## begin

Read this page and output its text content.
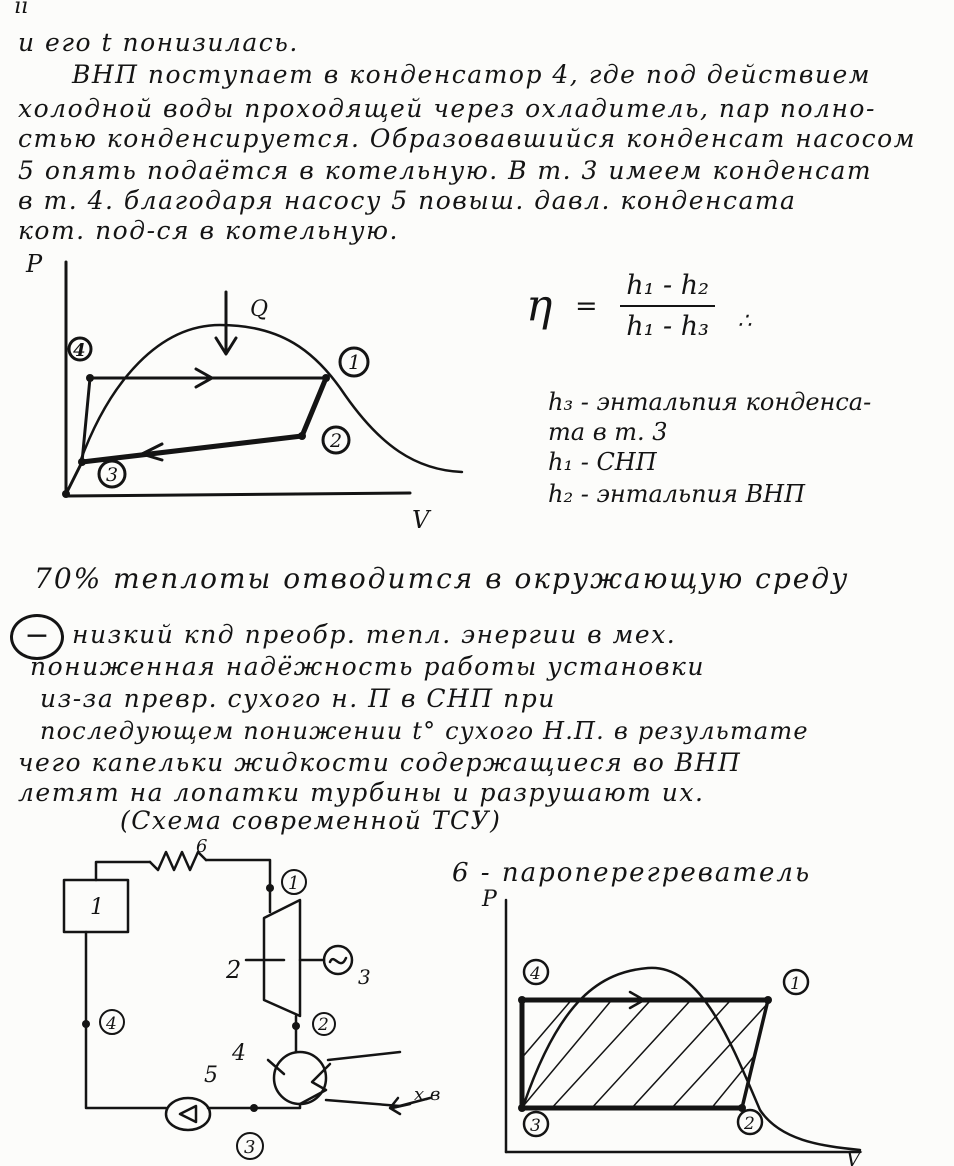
ıı
и его t понизилась.
ВНП поступает в конденсатор 4, где под действием
холодной воды проходящей через охладитель, пар полно-
стью конденсируется. Образовавшийся конденсат насосом
5 опять подаётся в котельную. В т. 3 имеем конденсат
в т. 4. благодаря насосу 5 повыш. давл. конденсата
кот. под-ся в котельную.
P
V
Q
4	1
2
3
$\eta = \frac{\text{h₁ - h₂}}{\text{h₁ - h₃}} _\therefore$
h₃ - энтальпия конденса-
та в т. 3
h₁ - СНП
h₂ - энтальпия ВНП
70% теплоты отводится в окружающую среду
− низкий кпд преобр. тепл. энергии в мех.
пониженная надёжность работы установки
из-за превр. сухого н. П в СНП при
последующем понижении t° сухого Н.П. в результате
чего капельки жидкости содержащиеся во ВНП
летят на лопатки турбины и разрушают их.
(Схема современной ТСУ)
1
2	3
4
5
6
1
2
3
4
х.в
6 - пароперегреватель
P
V
4	1
3	2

## end

To do - Skip every picture and transcribe the data above exactly.

Expected answer -
Read this page and output its text content.
ıı
и его t понизилась.
ВНП поступает в конденсатор 4, где под действием
холодной воды проходящей через охладитель, пар полно-
стью конденсируется. Образовавшийся конденсат насосом
5 опять подаётся в котельную. В т. 3 имеем конденсат
в т. 4. благодаря насосу 5 повыш. давл. конденсата
кот. под-ся в котельную.
P
V
Q
4	1
2
3
$\eta = \frac{\text{h₁ - h₂}}{\text{h₁ - h₃}} _\therefore$
h₃ - энтальпия конденса-
та в т. 3
h₁ - СНП
h₂ - энтальпия ВНП
70% теплоты отводится в окружающую среду
− низкий кпд преобр. тепл. энергии в мех.
пониженная надёжность работы установки
из-за превр. сухого н. П в СНП при
последующем понижении t° сухого Н.П. в результате
чего капельки жидкости содержащиеся во ВНП
летят на лопатки турбины и разрушают их.
(Схема современной ТСУ)
1
2	3
4
5
6
1
2
3
4
х.в
6 - пароперегреватель
P
V
4	1
3	2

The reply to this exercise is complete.